[Goal of the exercise]
Quote the listing in full, exactly as given, minus any pictures.

Dataset excerpts
--- Start ---

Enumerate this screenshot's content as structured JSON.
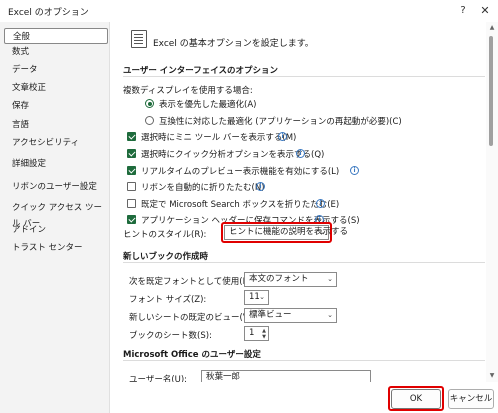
{
  "window": {
    "title": "Excel のオプション",
    "help_icon": "?",
    "close_icon": "✕"
  },
  "sidebar": {
    "items": [
      {
        "label": "全般",
        "active": true
      },
      {
        "label": "数式"
      },
      {
        "label": "データ"
      },
      {
        "label": "文章校正"
      },
      {
        "label": "保存"
      },
      {
        "label": "言語"
      },
      {
        "label": "アクセシビリティ"
      },
      {
        "label": "詳細設定"
      },
      {
        "label": "リボンのユーザー設定"
      },
      {
        "label": "クイック アクセス ツール バー"
      },
      {
        "label": "アドイン"
      },
      {
        "label": "トラスト センター"
      }
    ]
  },
  "main": {
    "header": "Excel の基本オプションを設定します。",
    "ui_section": {
      "title": "ユーザー インターフェイスのオプション",
      "multi_display_label": "複数ディスプレイを使用する場合:",
      "radio_optimize_display": {
        "label": "表示を優先した最適化(A)",
        "checked": true
      },
      "radio_optimize_compat": {
        "label": "互換性に対応した最適化 (アプリケーションの再起動が必要)(C)",
        "checked": false
      },
      "cb_minitoolbar": {
        "label": "選択時にミニ ツール バーを表示する(M)",
        "checked": true
      },
      "cb_quickanalysis": {
        "label": "選択時にクイック分析オプションを表示する(Q)",
        "checked": true
      },
      "cb_livepreview": {
        "label": "リアルタイムのプレビュー表示機能を有効にする(L)",
        "checked": true
      },
      "cb_collapse_ribbon": {
        "label": "リボンを自動的に折りたたむ(N)",
        "checked": false
      },
      "cb_collapse_search": {
        "label": "既定で Microsoft Search ボックスを折りたたむ(E)",
        "checked": false
      },
      "cb_save_commands": {
        "label": "アプリケーション ヘッダーに保存コマンドを表示する(S)",
        "checked": true
      },
      "tooltip_style_label": "ヒントのスタイル(R):",
      "tooltip_style_value": "ヒントに機能の説明を表示する"
    },
    "new_workbook_section": {
      "title": "新しいブックの作成時",
      "font_label": "次を既定フォントとして使用(N):",
      "font_value": "本文のフォント",
      "font_size_label": "フォント サイズ(Z):",
      "font_size_value": "11",
      "default_view_label": "新しいシートの既定のビュー(V):",
      "default_view_value": "標準ビュー",
      "sheet_count_label": "ブックのシート数(S):",
      "sheet_count_value": "1"
    },
    "office_section": {
      "title": "Microsoft Office のユーザー設定",
      "username_label": "ユーザー名(U):",
      "username_value": "秋葉一郎"
    }
  },
  "footer": {
    "ok_label": "OK",
    "cancel_label": "キャンセル"
  },
  "colors": {
    "accent": "#1e6b3c",
    "highlight": "#e00000"
  }
}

--- End ---

[Solution for this problem]
Enumerate this screenshot's content as structured JSON.
{
  "window": {
    "title": "Excel のオプション",
    "help_icon": "?",
    "close_icon": "✕"
  },
  "sidebar": {
    "items": [
      {
        "label": "全般",
        "active": true
      },
      {
        "label": "数式"
      },
      {
        "label": "データ"
      },
      {
        "label": "文章校正"
      },
      {
        "label": "保存"
      },
      {
        "label": "言語"
      },
      {
        "label": "アクセシビリティ"
      },
      {
        "label": "詳細設定"
      },
      {
        "label": "リボンのユーザー設定"
      },
      {
        "label": "クイック アクセス ツール バー"
      },
      {
        "label": "アドイン"
      },
      {
        "label": "トラスト センター"
      }
    ]
  },
  "main": {
    "header": "Excel の基本オプションを設定します。",
    "ui_section": {
      "title": "ユーザー インターフェイスのオプション",
      "multi_display_label": "複数ディスプレイを使用する場合:",
      "radio_optimize_display": {
        "label": "表示を優先した最適化(A)",
        "checked": true
      },
      "radio_optimize_compat": {
        "label": "互換性に対応した最適化 (アプリケーションの再起動が必要)(C)",
        "checked": false
      },
      "cb_minitoolbar": {
        "label": "選択時にミニ ツール バーを表示する(M)",
        "checked": true
      },
      "cb_quickanalysis": {
        "label": "選択時にクイック分析オプションを表示する(Q)",
        "checked": true
      },
      "cb_livepreview": {
        "label": "リアルタイムのプレビュー表示機能を有効にする(L)",
        "checked": true
      },
      "cb_collapse_ribbon": {
        "label": "リボンを自動的に折りたたむ(N)",
        "checked": false
      },
      "cb_collapse_search": {
        "label": "既定で Microsoft Search ボックスを折りたたむ(E)",
        "checked": false
      },
      "cb_save_commands": {
        "label": "アプリケーション ヘッダーに保存コマンドを表示する(S)",
        "checked": true
      },
      "tooltip_style_label": "ヒントのスタイル(R):",
      "tooltip_style_value": "ヒントに機能の説明を表示する"
    },
    "new_workbook_section": {
      "title": "新しいブックの作成時",
      "font_label": "次を既定フォントとして使用(N):",
      "font_value": "本文のフォント",
      "font_size_label": "フォント サイズ(Z):",
      "font_size_value": "11",
      "default_view_label": "新しいシートの既定のビュー(V):",
      "default_view_value": "標準ビュー",
      "sheet_count_label": "ブックのシート数(S):",
      "sheet_count_value": "1"
    },
    "office_section": {
      "title": "Microsoft Office のユーザー設定",
      "username_label": "ユーザー名(U):",
      "username_value": "秋葉一郎"
    }
  },
  "footer": {
    "ok_label": "OK",
    "cancel_label": "キャンセル"
  },
  "colors": {
    "accent": "#1e6b3c",
    "highlight": "#e00000"
  }
}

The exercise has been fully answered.